▶ _The exercise_:
Exactly repeat the material, dropping only the pictures.
━━━━
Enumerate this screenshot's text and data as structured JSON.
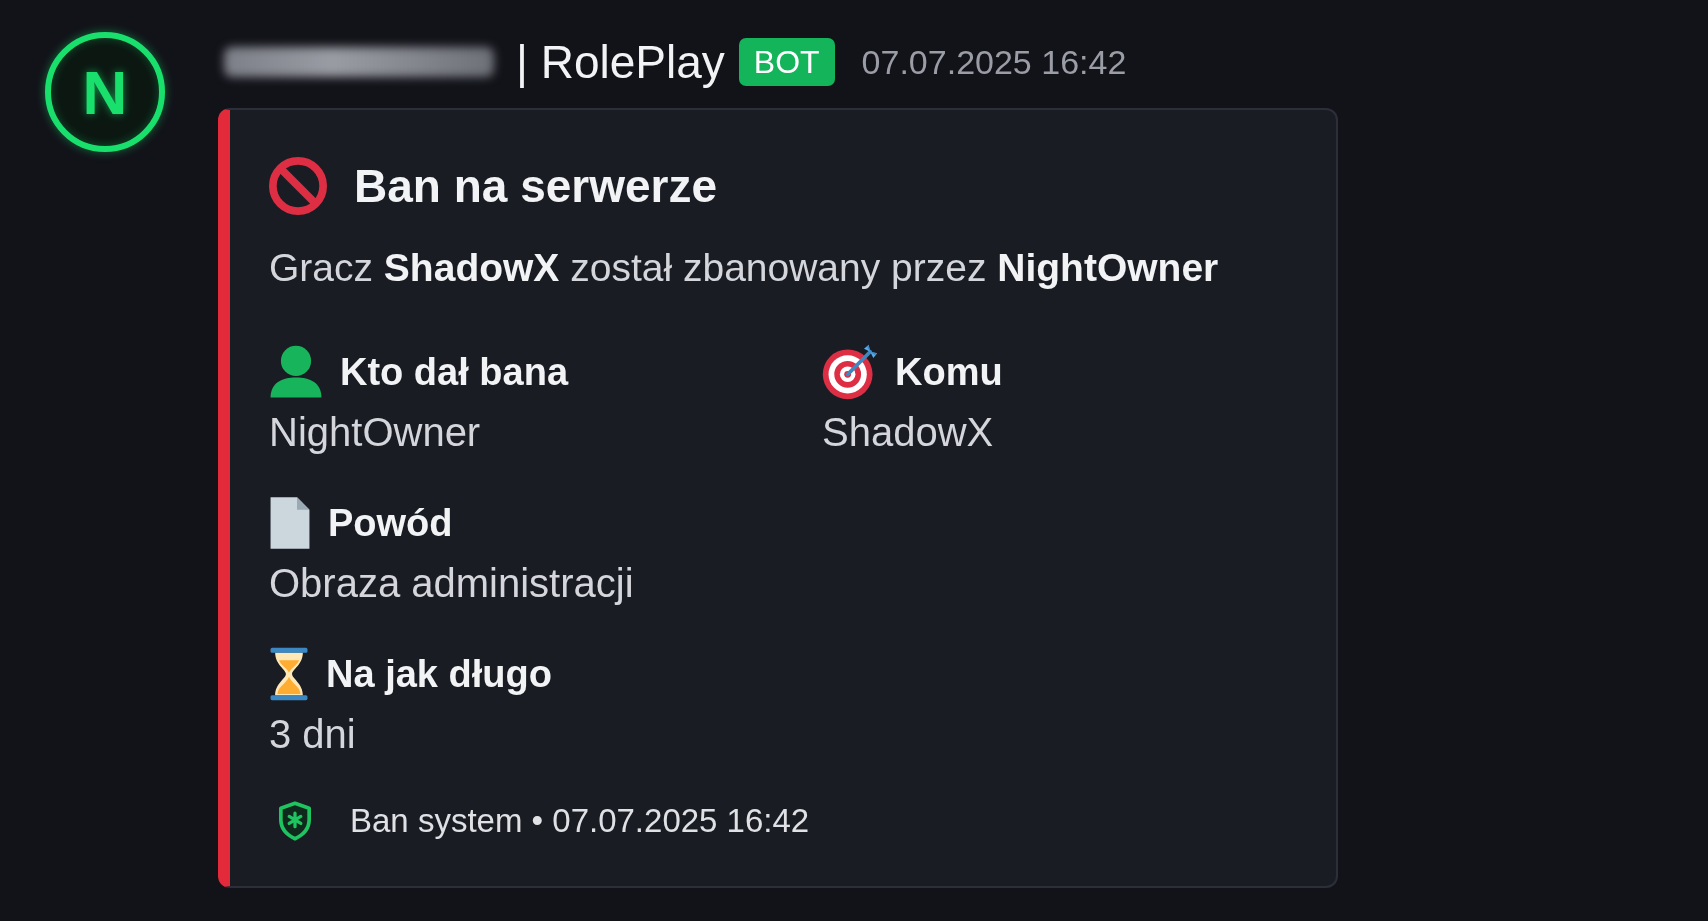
{
  "message": {
    "avatar": {
      "letter": "N"
    },
    "author": {
      "name": "| RolePlay",
      "badge": "BOT",
      "timestamp": "07.07.2025 16:42"
    },
    "embed": {
      "title": "Ban na serwerze",
      "description": "Gracz **ShadowX** został zbanowany przez **NightOwner**",
      "field_rows": [
        [
          {
            "kind": "person",
            "name": "Kto dał bana",
            "value": "NightOwner"
          },
          {
            "kind": "target",
            "name": "Komu",
            "value": "ShadowX"
          }
        ],
        [
          {
            "kind": "document",
            "name": "Powód",
            "value": "Obraza administracji"
          }
        ],
        [
          {
            "kind": "hourglass",
            "name": "Na jak długo",
            "value": "3 dni"
          }
        ]
      ],
      "footer": {
        "text": "Ban system • 07.07.2025 16:42"
      }
    }
  }
}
━━━━
▶ _Expected output_:
Enumerate this screenshot's text and data as structured JSON.
{
  "message": {
    "avatar": {
      "letter": "N"
    },
    "author": {
      "name": "| RolePlay",
      "badge": "BOT",
      "timestamp": "07.07.2025 16:42"
    },
    "embed": {
      "title": "Ban na serwerze",
      "description": "Gracz **ShadowX** został zbanowany przez **NightOwner**",
      "field_rows": [
        [
          {
            "kind": "person",
            "name": "Kto dał bana",
            "value": "NightOwner"
          },
          {
            "kind": "target",
            "name": "Komu",
            "value": "ShadowX"
          }
        ],
        [
          {
            "kind": "document",
            "name": "Powód",
            "value": "Obraza administracji"
          }
        ],
        [
          {
            "kind": "hourglass",
            "name": "Na jak długo",
            "value": "3 dni"
          }
        ]
      ],
      "footer": {
        "text": "Ban system • 07.07.2025 16:42"
      }
    }
  }
}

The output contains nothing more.